*TASK*
The listing below should be printed exactly, every line of it. Skip the pictures.

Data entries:
= = =

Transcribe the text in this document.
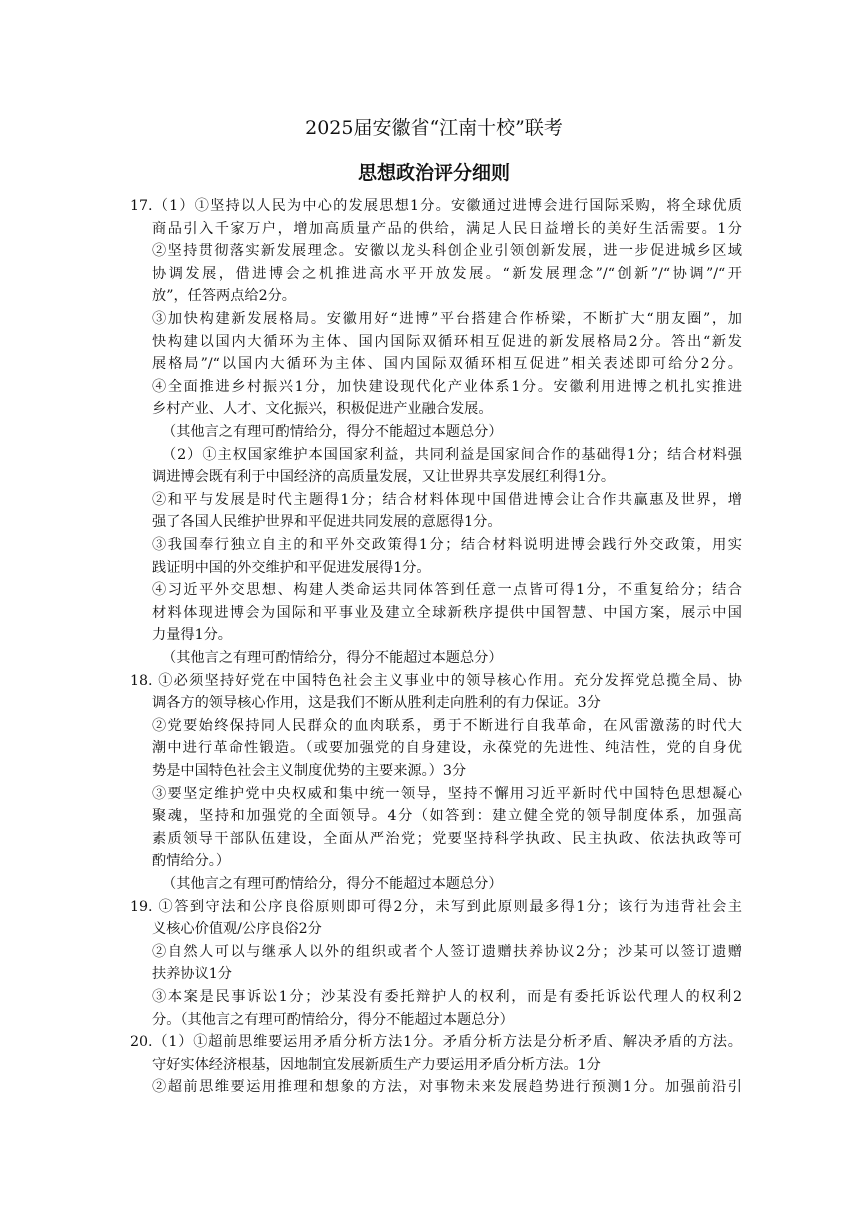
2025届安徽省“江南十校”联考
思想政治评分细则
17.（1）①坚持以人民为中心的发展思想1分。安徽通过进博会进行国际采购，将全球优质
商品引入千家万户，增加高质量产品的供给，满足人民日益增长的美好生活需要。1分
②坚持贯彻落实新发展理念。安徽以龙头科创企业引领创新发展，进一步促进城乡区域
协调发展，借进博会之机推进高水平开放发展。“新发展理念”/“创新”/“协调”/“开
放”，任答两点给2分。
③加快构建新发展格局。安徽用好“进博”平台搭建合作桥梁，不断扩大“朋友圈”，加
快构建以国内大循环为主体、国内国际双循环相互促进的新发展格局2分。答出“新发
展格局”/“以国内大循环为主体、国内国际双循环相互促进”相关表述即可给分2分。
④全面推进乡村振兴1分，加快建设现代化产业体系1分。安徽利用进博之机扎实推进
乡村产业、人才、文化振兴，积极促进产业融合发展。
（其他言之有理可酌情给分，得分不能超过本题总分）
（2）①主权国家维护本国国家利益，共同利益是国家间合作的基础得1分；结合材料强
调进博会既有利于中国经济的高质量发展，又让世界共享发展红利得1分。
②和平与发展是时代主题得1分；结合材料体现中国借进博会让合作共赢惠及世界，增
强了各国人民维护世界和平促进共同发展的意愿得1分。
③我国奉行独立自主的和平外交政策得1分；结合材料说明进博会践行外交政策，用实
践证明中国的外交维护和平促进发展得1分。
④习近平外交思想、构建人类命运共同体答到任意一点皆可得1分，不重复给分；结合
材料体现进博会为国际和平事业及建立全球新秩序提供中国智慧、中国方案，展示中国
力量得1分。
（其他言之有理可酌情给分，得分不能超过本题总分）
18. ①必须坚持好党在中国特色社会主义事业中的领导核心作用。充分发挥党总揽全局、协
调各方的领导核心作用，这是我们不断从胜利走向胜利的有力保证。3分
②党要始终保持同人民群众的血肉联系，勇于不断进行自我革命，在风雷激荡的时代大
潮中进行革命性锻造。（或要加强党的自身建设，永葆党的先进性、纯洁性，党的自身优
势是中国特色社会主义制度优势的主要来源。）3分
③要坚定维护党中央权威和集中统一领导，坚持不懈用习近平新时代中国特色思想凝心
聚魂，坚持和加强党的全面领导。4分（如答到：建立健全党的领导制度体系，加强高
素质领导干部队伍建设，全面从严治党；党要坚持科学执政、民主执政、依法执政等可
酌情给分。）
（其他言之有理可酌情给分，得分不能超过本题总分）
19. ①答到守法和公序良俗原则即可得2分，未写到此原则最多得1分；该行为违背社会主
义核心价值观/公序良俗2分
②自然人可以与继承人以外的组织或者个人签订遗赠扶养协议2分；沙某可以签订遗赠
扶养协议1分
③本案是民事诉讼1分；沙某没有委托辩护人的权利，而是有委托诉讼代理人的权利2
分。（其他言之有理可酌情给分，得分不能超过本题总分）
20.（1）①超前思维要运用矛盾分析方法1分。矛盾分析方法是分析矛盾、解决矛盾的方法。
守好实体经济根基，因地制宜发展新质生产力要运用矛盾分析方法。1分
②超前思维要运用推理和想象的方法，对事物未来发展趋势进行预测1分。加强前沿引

= = =

*SOLVED EXERCISE*
Transcribe the text in this document.
2025届安徽省“江南十校”联考
思想政治评分细则
17.（1）①坚持以人民为中心的发展思想1分。安徽通过进博会进行国际采购，将全球优质
商品引入千家万户，增加高质量产品的供给，满足人民日益增长的美好生活需要。1分
②坚持贯彻落实新发展理念。安徽以龙头科创企业引领创新发展，进一步促进城乡区域
协调发展，借进博会之机推进高水平开放发展。“新发展理念”/“创新”/“协调”/“开
放”，任答两点给2分。
③加快构建新发展格局。安徽用好“进博”平台搭建合作桥梁，不断扩大“朋友圈”，加
快构建以国内大循环为主体、国内国际双循环相互促进的新发展格局2分。答出“新发
展格局”/“以国内大循环为主体、国内国际双循环相互促进”相关表述即可给分2分。
④全面推进乡村振兴1分，加快建设现代化产业体系1分。安徽利用进博之机扎实推进
乡村产业、人才、文化振兴，积极促进产业融合发展。
（其他言之有理可酌情给分，得分不能超过本题总分）
（2）①主权国家维护本国国家利益，共同利益是国家间合作的基础得1分；结合材料强
调进博会既有利于中国经济的高质量发展，又让世界共享发展红利得1分。
②和平与发展是时代主题得1分；结合材料体现中国借进博会让合作共赢惠及世界，增
强了各国人民维护世界和平促进共同发展的意愿得1分。
③我国奉行独立自主的和平外交政策得1分；结合材料说明进博会践行外交政策，用实
践证明中国的外交维护和平促进发展得1分。
④习近平外交思想、构建人类命运共同体答到任意一点皆可得1分，不重复给分；结合
材料体现进博会为国际和平事业及建立全球新秩序提供中国智慧、中国方案，展示中国
力量得1分。
（其他言之有理可酌情给分，得分不能超过本题总分）
18. ①必须坚持好党在中国特色社会主义事业中的领导核心作用。充分发挥党总揽全局、协
调各方的领导核心作用，这是我们不断从胜利走向胜利的有力保证。3分
②党要始终保持同人民群众的血肉联系，勇于不断进行自我革命，在风雷激荡的时代大
潮中进行革命性锻造。（或要加强党的自身建设，永葆党的先进性、纯洁性，党的自身优
势是中国特色社会主义制度优势的主要来源。）3分
③要坚定维护党中央权威和集中统一领导，坚持不懈用习近平新时代中国特色思想凝心
聚魂，坚持和加强党的全面领导。4分（如答到：建立健全党的领导制度体系，加强高
素质领导干部队伍建设，全面从严治党；党要坚持科学执政、民主执政、依法执政等可
酌情给分。）
（其他言之有理可酌情给分，得分不能超过本题总分）
19. ①答到守法和公序良俗原则即可得2分，未写到此原则最多得1分；该行为违背社会主
义核心价值观/公序良俗2分
②自然人可以与继承人以外的组织或者个人签订遗赠扶养协议2分；沙某可以签订遗赠
扶养协议1分
③本案是民事诉讼1分；沙某没有委托辩护人的权利，而是有委托诉讼代理人的权利2
分。（其他言之有理可酌情给分，得分不能超过本题总分）
20.（1）①超前思维要运用矛盾分析方法1分。矛盾分析方法是分析矛盾、解决矛盾的方法。
守好实体经济根基，因地制宜发展新质生产力要运用矛盾分析方法。1分
②超前思维要运用推理和想象的方法，对事物未来发展趋势进行预测1分。加强前沿引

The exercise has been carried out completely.